• _PROBLEM STATEMENT_: Seek out every line containing the word "content", and copy each.

Start PROVIDED MATERIAL

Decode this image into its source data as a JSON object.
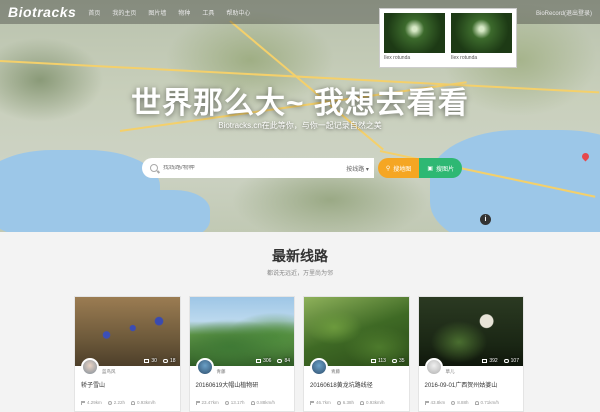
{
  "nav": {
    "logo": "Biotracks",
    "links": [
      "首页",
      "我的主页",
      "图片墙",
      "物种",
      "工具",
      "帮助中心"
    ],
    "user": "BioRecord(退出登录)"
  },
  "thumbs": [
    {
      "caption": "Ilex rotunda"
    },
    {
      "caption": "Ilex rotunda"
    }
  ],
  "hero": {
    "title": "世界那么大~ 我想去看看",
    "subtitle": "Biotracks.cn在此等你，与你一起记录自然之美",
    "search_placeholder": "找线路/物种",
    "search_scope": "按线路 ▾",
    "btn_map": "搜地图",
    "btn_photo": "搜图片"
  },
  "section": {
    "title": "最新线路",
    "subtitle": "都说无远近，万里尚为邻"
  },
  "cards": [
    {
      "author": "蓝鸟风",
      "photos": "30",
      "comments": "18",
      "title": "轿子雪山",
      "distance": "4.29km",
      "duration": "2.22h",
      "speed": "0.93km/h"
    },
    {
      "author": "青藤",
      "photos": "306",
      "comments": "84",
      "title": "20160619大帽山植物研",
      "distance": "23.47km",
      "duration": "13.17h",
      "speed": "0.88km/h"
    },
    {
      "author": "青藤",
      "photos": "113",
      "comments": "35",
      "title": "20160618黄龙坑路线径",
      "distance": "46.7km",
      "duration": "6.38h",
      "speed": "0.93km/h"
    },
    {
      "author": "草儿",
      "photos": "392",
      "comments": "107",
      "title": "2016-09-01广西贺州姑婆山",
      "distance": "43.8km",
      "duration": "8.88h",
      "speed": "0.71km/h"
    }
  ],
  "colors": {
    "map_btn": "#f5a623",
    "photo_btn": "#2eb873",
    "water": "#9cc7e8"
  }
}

End PROVIDED MATERIAL
Start PROVIDED MATERIAL

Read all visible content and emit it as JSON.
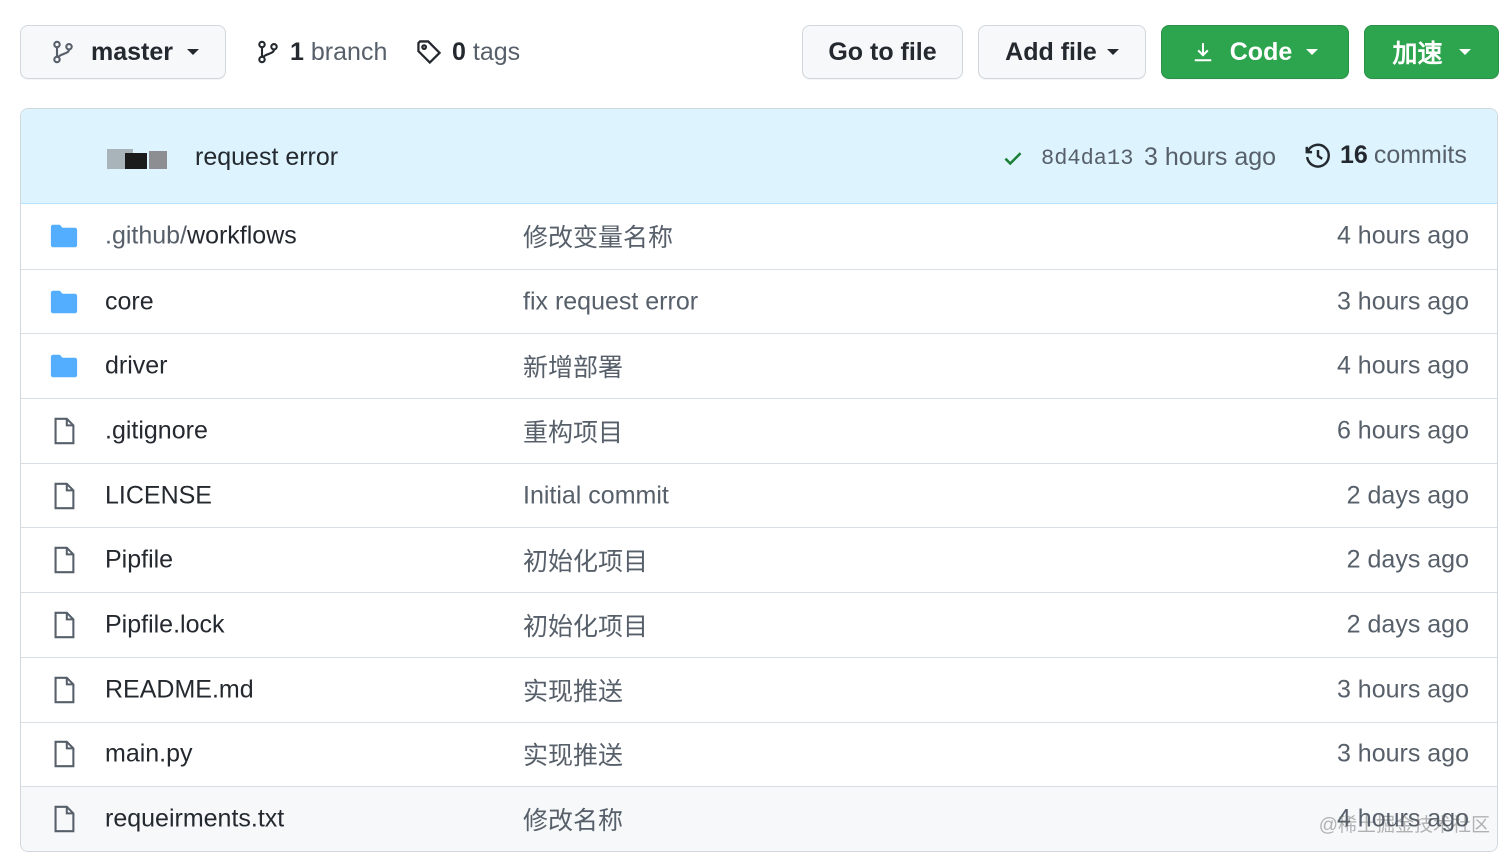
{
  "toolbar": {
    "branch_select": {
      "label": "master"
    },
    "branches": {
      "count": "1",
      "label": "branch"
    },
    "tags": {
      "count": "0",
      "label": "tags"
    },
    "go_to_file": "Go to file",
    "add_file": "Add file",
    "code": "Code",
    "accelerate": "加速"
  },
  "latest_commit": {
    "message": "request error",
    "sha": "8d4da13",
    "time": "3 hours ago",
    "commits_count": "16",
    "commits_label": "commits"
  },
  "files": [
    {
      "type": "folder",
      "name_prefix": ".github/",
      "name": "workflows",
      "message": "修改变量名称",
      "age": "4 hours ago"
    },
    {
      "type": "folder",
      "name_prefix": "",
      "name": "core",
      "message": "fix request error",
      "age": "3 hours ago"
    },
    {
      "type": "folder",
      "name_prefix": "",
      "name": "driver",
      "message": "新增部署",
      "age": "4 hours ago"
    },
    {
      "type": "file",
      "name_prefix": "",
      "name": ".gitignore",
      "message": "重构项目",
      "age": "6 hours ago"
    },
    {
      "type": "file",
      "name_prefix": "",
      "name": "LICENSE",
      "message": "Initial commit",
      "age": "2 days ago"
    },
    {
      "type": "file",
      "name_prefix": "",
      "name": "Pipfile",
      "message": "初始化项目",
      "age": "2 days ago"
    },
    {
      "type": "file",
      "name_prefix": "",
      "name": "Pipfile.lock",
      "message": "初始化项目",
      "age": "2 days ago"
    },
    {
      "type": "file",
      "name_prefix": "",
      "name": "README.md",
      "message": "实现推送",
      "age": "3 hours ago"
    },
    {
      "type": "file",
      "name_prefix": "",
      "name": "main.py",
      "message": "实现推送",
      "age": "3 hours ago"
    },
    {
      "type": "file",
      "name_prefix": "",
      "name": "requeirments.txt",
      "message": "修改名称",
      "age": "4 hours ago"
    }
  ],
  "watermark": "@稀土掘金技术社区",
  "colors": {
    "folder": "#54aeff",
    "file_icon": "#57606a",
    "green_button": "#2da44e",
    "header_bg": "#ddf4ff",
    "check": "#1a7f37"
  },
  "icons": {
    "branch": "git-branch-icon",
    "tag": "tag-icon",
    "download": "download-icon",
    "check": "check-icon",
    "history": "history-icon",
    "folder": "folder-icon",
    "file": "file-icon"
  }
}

End PROVIDED MATERIAL
Start PROVIDED MATERIAL

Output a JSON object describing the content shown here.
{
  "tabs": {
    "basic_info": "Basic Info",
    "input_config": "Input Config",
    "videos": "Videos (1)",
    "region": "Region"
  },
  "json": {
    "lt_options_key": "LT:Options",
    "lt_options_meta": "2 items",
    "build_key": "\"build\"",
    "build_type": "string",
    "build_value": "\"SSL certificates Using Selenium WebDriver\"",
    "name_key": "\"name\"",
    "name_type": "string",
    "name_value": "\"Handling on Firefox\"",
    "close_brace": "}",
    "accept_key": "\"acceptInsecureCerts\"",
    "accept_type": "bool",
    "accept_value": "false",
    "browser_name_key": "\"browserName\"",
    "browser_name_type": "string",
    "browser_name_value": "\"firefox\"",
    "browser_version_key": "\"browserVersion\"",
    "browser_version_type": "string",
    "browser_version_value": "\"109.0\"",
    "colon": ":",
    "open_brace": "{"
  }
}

End PROVIDED MATERIAL

• _FULL RESPONSE_:
Read all visible content and emit it as JSON.
Output a JSON object describing the content shown here.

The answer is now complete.